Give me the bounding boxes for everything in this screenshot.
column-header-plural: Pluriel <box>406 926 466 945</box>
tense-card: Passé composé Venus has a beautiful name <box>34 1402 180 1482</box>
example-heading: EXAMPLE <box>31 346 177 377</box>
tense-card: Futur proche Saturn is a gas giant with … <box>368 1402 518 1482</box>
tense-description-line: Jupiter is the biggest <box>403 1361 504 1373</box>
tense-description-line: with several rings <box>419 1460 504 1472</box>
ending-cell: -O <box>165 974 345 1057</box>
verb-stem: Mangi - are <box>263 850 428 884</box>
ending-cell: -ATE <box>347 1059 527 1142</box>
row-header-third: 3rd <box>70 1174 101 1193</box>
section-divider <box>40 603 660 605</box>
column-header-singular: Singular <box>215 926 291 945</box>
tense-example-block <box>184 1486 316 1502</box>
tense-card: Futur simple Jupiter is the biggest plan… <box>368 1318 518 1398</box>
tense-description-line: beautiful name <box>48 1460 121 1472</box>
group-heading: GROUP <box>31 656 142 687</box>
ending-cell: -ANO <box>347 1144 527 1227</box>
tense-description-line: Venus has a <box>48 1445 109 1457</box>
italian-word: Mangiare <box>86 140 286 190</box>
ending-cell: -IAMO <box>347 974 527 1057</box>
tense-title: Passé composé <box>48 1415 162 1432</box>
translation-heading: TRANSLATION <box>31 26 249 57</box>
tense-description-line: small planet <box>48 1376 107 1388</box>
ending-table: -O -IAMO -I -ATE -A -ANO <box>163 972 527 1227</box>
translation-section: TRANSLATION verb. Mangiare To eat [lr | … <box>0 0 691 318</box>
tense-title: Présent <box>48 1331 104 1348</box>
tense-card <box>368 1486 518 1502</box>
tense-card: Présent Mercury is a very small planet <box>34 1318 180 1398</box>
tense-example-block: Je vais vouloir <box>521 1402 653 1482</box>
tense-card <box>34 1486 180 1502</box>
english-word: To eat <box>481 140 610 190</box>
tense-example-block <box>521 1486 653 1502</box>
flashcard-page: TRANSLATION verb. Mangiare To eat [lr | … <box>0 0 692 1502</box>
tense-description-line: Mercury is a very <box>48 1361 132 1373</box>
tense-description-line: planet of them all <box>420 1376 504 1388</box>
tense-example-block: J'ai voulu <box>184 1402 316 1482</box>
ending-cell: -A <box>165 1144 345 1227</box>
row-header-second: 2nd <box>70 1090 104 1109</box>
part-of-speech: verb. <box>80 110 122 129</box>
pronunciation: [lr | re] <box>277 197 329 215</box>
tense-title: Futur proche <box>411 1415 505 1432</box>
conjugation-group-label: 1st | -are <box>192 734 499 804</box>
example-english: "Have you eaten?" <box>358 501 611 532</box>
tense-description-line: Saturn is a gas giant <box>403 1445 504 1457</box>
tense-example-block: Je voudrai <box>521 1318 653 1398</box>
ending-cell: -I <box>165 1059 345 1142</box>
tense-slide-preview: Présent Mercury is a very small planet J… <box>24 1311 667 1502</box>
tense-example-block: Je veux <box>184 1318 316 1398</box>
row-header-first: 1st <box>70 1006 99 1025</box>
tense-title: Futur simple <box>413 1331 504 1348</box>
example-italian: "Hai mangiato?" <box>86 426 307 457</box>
__________________________________________________
Job ▸ Copy all of the lines above without changing a single character.

Worked solution ▸
Give me the bounding boxes for everything in this screenshot.
column-header-plural: Pluriel <box>406 926 466 945</box>
tense-card: Passé composé Venus has a beautiful name <box>34 1402 180 1482</box>
example-heading: EXAMPLE <box>31 346 177 377</box>
tense-card: Futur proche Saturn is a gas giant with … <box>368 1402 518 1482</box>
tense-description-line: Jupiter is the biggest <box>403 1361 504 1373</box>
tense-description-line: with several rings <box>419 1460 504 1472</box>
ending-cell: -O <box>165 974 345 1057</box>
verb-stem: Mangi - are <box>263 850 428 884</box>
ending-cell: -ATE <box>347 1059 527 1142</box>
row-header-third: 3rd <box>70 1174 101 1193</box>
section-divider <box>40 603 660 605</box>
column-header-singular: Singular <box>215 926 291 945</box>
tense-example-block <box>184 1486 316 1502</box>
tense-card: Futur simple Jupiter is the biggest plan… <box>368 1318 518 1398</box>
tense-description-line: beautiful name <box>48 1460 121 1472</box>
group-heading: GROUP <box>31 656 142 687</box>
ending-cell: -ANO <box>347 1144 527 1227</box>
tense-description-line: Venus has a <box>48 1445 109 1457</box>
italian-word: Mangiare <box>86 140 286 190</box>
ending-cell: -IAMO <box>347 974 527 1057</box>
tense-title: Passé composé <box>48 1415 162 1432</box>
translation-heading: TRANSLATION <box>31 26 249 57</box>
tense-description-line: small planet <box>48 1376 107 1388</box>
ending-table: -O -IAMO -I -ATE -A -ANO <box>163 972 527 1227</box>
translation-section: TRANSLATION verb. Mangiare To eat [lr | … <box>0 0 691 318</box>
tense-title: Présent <box>48 1331 104 1348</box>
tense-card <box>368 1486 518 1502</box>
tense-card: Présent Mercury is a very small planet <box>34 1318 180 1398</box>
tense-example-block: Je vais vouloir <box>521 1402 653 1482</box>
tense-card <box>34 1486 180 1502</box>
english-word: To eat <box>481 140 610 190</box>
tense-example-block <box>521 1486 653 1502</box>
flashcard-page: TRANSLATION verb. Mangiare To eat [lr | … <box>0 0 692 1502</box>
tense-description-line: Mercury is a very <box>48 1361 132 1373</box>
tense-description-line: planet of them all <box>420 1376 504 1388</box>
tense-example-block: J'ai voulu <box>184 1402 316 1482</box>
ending-cell: -A <box>165 1144 345 1227</box>
row-header-second: 2nd <box>70 1090 104 1109</box>
part-of-speech: verb. <box>80 110 122 129</box>
pronunciation: [lr | re] <box>277 197 329 215</box>
tense-title: Futur proche <box>411 1415 505 1432</box>
conjugation-group-label: 1st | -are <box>192 734 499 804</box>
example-english: "Have you eaten?" <box>358 501 611 532</box>
tense-description-line: Saturn is a gas giant <box>403 1445 504 1457</box>
tense-example-block: Je voudrai <box>521 1318 653 1398</box>
ending-cell: -I <box>165 1059 345 1142</box>
tense-slide-preview: Présent Mercury is a very small planet J… <box>24 1311 667 1502</box>
tense-example-block: Je veux <box>184 1318 316 1398</box>
row-header-first: 1st <box>70 1006 99 1025</box>
tense-title: Futur simple <box>413 1331 504 1348</box>
example-italian: "Hai mangiato?" <box>86 426 307 457</box>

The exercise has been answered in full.